▸ **WRITTEN PROBLEM**: Copy each line of the material below that includes the string "area".
[START OF DATASET RECORDS]
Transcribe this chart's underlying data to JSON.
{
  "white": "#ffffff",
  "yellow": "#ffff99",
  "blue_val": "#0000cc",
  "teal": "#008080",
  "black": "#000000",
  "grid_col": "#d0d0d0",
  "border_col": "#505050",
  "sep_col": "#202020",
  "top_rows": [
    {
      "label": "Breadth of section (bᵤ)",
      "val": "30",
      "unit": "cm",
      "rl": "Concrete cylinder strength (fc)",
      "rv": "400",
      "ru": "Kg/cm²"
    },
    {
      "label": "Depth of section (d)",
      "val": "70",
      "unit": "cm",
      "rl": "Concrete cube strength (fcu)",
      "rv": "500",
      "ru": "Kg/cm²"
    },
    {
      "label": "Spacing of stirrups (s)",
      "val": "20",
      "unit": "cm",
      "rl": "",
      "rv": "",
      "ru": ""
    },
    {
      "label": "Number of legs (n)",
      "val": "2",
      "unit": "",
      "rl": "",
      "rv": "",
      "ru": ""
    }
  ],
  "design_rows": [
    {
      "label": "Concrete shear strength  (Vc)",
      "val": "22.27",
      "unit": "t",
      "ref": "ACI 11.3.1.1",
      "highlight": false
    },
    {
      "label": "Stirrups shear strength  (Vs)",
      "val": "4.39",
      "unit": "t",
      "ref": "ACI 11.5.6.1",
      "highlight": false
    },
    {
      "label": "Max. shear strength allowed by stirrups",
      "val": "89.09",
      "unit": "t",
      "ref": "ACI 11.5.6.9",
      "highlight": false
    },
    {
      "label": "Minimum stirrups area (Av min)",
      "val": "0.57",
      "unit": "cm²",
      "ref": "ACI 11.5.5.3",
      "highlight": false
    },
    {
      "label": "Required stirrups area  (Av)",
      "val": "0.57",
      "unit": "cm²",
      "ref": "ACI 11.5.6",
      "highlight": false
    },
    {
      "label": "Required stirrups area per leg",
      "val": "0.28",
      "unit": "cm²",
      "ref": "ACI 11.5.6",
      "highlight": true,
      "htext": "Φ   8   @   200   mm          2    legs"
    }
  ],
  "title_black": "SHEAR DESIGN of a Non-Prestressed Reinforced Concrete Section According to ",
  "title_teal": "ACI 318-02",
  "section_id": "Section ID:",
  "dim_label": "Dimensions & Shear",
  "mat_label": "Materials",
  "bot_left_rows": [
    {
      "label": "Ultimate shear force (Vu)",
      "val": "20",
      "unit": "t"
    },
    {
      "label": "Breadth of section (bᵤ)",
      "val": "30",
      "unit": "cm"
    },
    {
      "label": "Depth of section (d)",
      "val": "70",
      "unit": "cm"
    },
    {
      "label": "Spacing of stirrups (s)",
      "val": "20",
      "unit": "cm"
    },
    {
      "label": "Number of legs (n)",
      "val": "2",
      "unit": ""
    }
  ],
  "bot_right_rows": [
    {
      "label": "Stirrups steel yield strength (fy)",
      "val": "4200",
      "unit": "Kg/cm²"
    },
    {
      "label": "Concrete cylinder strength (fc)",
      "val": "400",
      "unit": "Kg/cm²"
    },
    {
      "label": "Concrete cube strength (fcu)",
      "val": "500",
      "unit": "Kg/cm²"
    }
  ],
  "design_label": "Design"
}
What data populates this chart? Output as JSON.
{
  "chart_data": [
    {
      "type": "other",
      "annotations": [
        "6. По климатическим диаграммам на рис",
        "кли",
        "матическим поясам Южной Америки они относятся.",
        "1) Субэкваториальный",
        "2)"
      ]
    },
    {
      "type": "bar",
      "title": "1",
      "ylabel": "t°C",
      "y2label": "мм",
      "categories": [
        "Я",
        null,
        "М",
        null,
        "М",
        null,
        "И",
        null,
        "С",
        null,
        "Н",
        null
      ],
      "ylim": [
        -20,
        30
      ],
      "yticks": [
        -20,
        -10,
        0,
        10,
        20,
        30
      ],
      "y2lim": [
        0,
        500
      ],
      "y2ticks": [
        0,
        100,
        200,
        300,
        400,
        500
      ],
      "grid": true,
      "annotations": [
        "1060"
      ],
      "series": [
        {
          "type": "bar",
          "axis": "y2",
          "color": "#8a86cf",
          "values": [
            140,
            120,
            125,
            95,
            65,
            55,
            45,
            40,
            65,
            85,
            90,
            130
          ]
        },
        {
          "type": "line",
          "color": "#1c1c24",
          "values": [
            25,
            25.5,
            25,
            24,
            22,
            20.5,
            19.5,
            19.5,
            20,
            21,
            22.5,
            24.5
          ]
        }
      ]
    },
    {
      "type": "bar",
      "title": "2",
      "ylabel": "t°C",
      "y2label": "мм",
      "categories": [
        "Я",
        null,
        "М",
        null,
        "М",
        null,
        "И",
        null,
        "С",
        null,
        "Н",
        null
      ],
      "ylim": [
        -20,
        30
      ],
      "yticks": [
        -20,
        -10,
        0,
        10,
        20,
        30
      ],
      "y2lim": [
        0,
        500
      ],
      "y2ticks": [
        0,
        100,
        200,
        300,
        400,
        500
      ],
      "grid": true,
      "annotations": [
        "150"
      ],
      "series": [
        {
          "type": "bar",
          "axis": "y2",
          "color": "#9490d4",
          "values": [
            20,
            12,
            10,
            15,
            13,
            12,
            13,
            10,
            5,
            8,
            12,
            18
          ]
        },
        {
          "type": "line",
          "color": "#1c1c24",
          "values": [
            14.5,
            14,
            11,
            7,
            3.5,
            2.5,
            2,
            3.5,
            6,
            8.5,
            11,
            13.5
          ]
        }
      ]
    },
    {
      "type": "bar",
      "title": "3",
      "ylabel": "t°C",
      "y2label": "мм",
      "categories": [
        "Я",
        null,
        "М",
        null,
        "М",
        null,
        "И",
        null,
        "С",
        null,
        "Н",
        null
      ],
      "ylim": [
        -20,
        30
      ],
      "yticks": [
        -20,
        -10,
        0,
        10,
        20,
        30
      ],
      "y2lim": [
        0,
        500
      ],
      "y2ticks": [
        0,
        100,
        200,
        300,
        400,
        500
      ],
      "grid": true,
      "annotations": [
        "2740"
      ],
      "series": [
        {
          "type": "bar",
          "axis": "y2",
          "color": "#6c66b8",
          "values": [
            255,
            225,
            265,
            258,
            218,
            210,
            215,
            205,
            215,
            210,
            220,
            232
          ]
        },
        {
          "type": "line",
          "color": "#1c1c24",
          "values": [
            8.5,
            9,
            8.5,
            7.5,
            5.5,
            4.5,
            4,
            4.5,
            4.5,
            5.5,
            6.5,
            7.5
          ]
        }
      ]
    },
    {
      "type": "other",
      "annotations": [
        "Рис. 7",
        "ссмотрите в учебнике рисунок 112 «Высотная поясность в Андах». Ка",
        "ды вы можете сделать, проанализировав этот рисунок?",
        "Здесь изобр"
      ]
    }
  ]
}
[END OF DATASET RECORDS]
▸ **COMPLETE RESPONSE**:
      "label": "Minimum stirrups area (Av min)",
      "label": "Required stirrups area  (Av)",
      "label": "Required stirrups area per leg",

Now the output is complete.